■ **Given task**
Repeat each line exactly as it is written.

■ **Dataset extract**
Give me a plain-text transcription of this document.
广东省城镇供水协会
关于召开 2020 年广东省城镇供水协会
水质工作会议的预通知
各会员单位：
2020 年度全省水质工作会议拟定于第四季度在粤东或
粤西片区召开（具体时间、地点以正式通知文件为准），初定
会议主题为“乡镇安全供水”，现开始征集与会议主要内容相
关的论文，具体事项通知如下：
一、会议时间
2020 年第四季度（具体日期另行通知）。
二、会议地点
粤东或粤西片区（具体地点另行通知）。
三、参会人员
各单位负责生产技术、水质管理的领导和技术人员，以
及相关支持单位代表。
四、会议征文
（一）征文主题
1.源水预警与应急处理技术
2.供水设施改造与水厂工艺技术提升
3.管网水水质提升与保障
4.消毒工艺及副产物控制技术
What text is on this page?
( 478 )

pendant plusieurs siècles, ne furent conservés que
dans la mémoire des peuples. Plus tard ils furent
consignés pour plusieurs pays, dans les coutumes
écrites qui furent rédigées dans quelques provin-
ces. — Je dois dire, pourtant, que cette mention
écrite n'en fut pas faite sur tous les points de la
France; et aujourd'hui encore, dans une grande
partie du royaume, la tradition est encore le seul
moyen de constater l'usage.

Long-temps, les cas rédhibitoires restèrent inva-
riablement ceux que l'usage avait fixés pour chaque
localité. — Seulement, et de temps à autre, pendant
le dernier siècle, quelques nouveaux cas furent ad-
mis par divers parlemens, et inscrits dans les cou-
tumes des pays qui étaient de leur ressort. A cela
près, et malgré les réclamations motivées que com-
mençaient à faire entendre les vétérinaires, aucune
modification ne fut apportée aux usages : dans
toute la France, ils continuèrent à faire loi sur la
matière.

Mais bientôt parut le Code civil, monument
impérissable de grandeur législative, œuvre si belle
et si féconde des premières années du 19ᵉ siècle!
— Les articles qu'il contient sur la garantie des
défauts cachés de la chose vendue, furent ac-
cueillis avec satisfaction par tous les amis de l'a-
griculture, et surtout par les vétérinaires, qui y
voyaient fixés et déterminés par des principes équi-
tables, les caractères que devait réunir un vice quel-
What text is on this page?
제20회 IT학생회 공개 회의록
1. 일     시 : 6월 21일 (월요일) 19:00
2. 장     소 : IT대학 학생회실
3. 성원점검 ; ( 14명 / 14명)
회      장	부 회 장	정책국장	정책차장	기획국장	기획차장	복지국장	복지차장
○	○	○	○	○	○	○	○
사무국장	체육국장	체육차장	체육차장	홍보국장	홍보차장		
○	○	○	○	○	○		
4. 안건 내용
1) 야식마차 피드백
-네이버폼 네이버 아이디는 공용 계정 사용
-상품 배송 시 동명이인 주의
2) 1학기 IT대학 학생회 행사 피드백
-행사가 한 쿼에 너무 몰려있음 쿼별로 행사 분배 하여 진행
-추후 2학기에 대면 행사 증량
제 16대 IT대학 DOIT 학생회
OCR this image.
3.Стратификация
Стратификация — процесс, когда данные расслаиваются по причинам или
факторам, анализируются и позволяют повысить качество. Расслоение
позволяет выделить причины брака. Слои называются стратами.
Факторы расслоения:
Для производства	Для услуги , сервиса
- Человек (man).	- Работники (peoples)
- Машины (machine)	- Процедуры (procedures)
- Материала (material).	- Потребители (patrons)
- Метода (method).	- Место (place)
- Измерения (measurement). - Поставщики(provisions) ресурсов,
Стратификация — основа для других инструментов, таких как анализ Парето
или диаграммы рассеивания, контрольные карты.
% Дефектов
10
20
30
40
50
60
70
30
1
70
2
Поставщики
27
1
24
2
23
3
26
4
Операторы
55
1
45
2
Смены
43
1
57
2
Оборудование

■ **Result of this task**
Give me a plain-text transcription of this document.
广东省城镇供水协会
关于召开 2020 年广东省城镇供水协会
水质工作会议的预通知
各会员单位：
2020 年度全省水质工作会议拟定于第四季度在粤东或
粤西片区召开（具体时间、地点以正式通知文件为准），初定
会议主题为“乡镇安全供水”，现开始征集与会议主要内容相
关的论文，具体事项通知如下：
一、会议时间
2020 年第四季度（具体日期另行通知）。
二、会议地点
粤东或粤西片区（具体地点另行通知）。
三、参会人员
各单位负责生产技术、水质管理的领导和技术人员，以
及相关支持单位代表。
四、会议征文
（一）征文主题
1.源水预警与应急处理技术
2.供水设施改造与水厂工艺技术提升
3.管网水水质提升与保障
4.消毒工艺及副产物控制技术
What text is on this page?
( 478 )

pendant plusieurs siècles, ne furent conservés que
dans la mémoire des peuples. Plus tard ils furent
consignés pour plusieurs pays, dans les coutumes
écrites qui furent rédigées dans quelques provin-
ces. — Je dois dire, pourtant, que cette mention
écrite n'en fut pas faite sur tous les points de la
France; et aujourd'hui encore, dans une grande
partie du royaume, la tradition est encore le seul
moyen de constater l'usage.

Long-temps, les cas rédhibitoires restèrent inva-
riablement ceux que l'usage avait fixés pour chaque
localité. — Seulement, et de temps à autre, pendant
le dernier siècle, quelques nouveaux cas furent ad-
mis par divers parlemens, et inscrits dans les cou-
tumes des pays qui étaient de leur ressort. A cela
près, et malgré les réclamations motivées que com-
mençaient à faire entendre les vétérinaires, aucune
modification ne fut apportée aux usages : dans
toute la France, ils continuèrent à faire loi sur la
matière.

Mais bientôt parut le Code civil, monument
impérissable de grandeur législative, œuvre si belle
et si féconde des premières années du 19ᵉ siècle!
— Les articles qu'il contient sur la garantie des
défauts cachés de la chose vendue, furent ac-
cueillis avec satisfaction par tous les amis de l'a-
griculture, et surtout par les vétérinaires, qui y
voyaient fixés et déterminés par des principes équi-
tables, les caractères que devait réunir un vice quel-
What text is on this page?
제20회 IT학생회 공개 회의록
1. 일     시 : 6월 21일 (월요일) 19:00
2. 장     소 : IT대학 학생회실
3. 성원점검 ; ( 14명 / 14명)
회      장	부 회 장	정책국장	정책차장	기획국장	기획차장	복지국장	복지차장
○	○	○	○	○	○	○	○
사무국장	체육국장	체육차장	체육차장	홍보국장	홍보차장		
○	○	○	○	○	○		
4. 안건 내용
1) 야식마차 피드백
-네이버폼 네이버 아이디는 공용 계정 사용
-상품 배송 시 동명이인 주의
2) 1학기 IT대학 학생회 행사 피드백
-행사가 한 쿼에 너무 몰려있음 쿼별로 행사 분배 하여 진행
-추후 2학기에 대면 행사 증량
제 16대 IT대학 DOIT 학생회
OCR this image.
3.Стратификация
Стратификация — процесс, когда данные расслаиваются по причинам или
факторам, анализируются и позволяют повысить качество. Расслоение
позволяет выделить причины брака. Слои называются стратами.
Факторы расслоения:
Для производства	Для услуги , сервиса
- Человек (man).	- Работники (peoples)
- Машины (machine)	- Процедуры (procedures)
- Материала (material).	- Потребители (patrons)
- Метода (method).	- Место (place)
- Измерения (measurement). - Поставщики(provisions) ресурсов,
Стратификация — основа для других инструментов, таких как анализ Парето
или диаграммы рассеивания, контрольные карты.
% Дефектов
10
20
30
40
50
60
70
30
1
70
2
Поставщики
27
1
24
2
23
3
26
4
Операторы
55
1
45
2
Смены
43
1
57
2
Оборудование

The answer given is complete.